WORK REQUIRED:
Pick out the lines containing "zewnętrzne".

DATA ENTRIES:
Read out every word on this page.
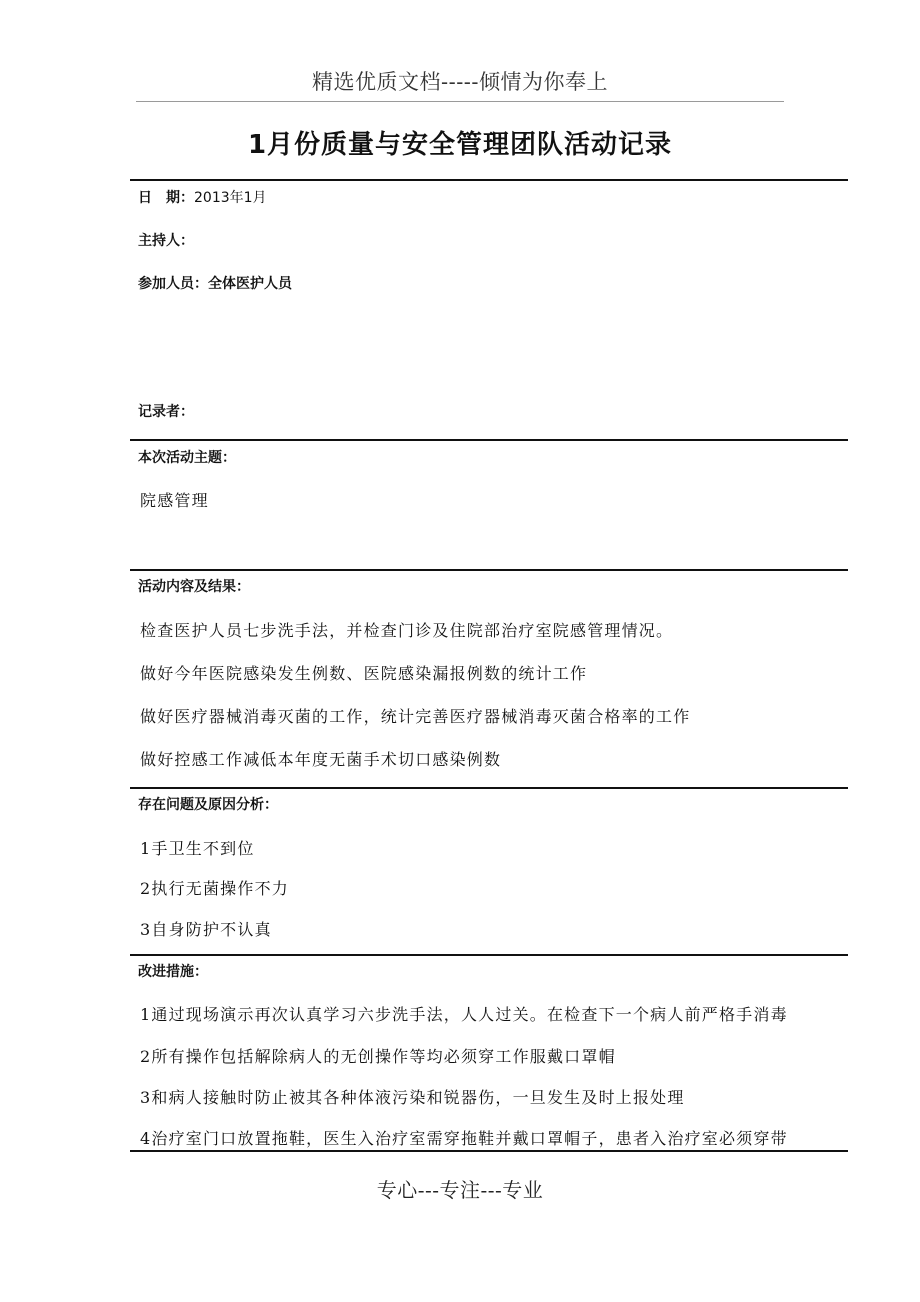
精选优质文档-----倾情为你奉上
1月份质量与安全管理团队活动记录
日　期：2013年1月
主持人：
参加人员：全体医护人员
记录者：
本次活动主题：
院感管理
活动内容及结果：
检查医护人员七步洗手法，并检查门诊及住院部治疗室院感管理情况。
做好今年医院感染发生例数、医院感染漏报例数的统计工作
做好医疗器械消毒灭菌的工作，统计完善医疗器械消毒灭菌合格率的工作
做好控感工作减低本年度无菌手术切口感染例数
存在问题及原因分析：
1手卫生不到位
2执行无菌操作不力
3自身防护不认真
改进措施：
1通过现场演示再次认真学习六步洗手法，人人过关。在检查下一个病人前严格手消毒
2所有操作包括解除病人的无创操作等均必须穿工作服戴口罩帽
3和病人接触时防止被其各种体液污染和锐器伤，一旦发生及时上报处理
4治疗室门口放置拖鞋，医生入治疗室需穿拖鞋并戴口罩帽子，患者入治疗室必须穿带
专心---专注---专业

...

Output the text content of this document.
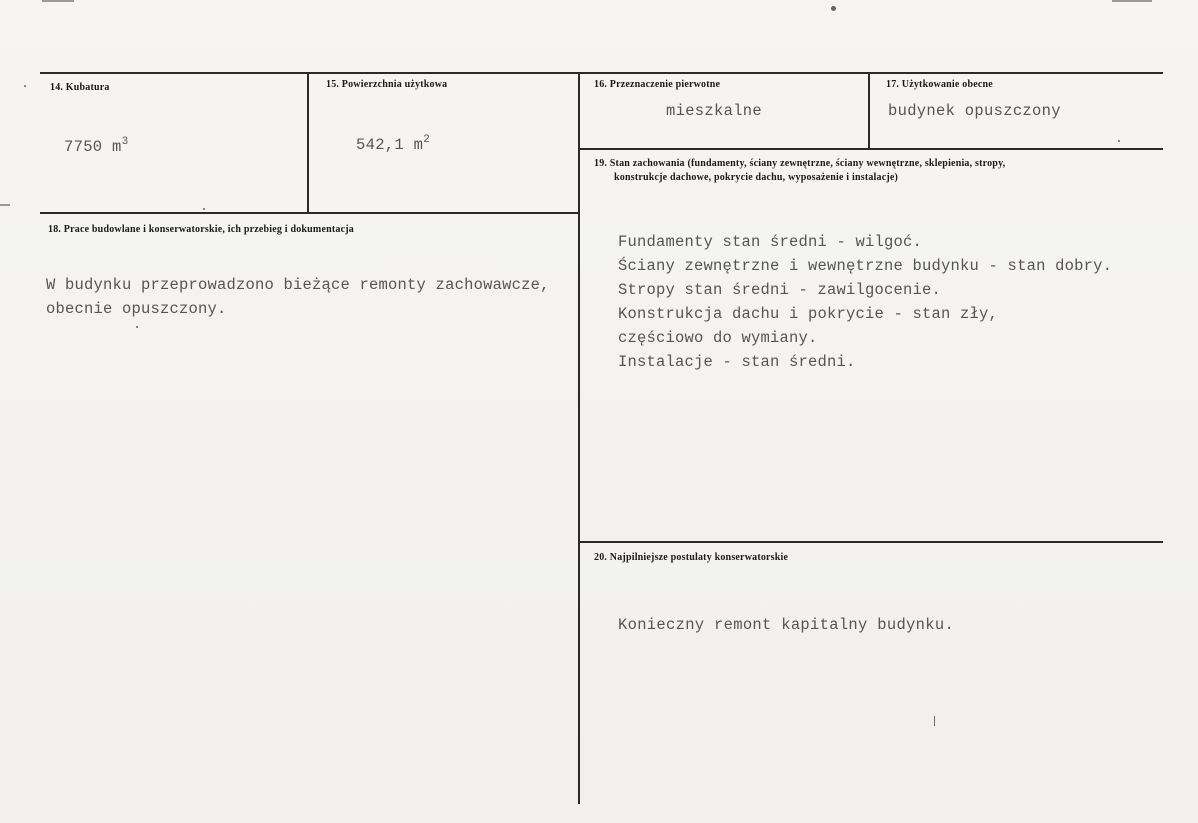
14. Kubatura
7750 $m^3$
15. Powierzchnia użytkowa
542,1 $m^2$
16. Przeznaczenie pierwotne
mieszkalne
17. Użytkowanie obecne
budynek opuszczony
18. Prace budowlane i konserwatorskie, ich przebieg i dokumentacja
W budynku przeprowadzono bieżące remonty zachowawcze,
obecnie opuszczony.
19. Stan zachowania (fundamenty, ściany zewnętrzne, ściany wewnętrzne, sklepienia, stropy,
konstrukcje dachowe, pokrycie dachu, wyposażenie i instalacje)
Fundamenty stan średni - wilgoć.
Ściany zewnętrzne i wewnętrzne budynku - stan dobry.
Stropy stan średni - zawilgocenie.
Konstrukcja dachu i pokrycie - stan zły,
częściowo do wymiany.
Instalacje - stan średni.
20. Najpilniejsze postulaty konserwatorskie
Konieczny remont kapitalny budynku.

OUTPUT:
19. Stan zachowania (fundamenty, ściany zewnętrzne, ściany wewnętrzne, sklepienia, stropy,
Ściany zewnętrzne i wewnętrzne budynku - stan dobry.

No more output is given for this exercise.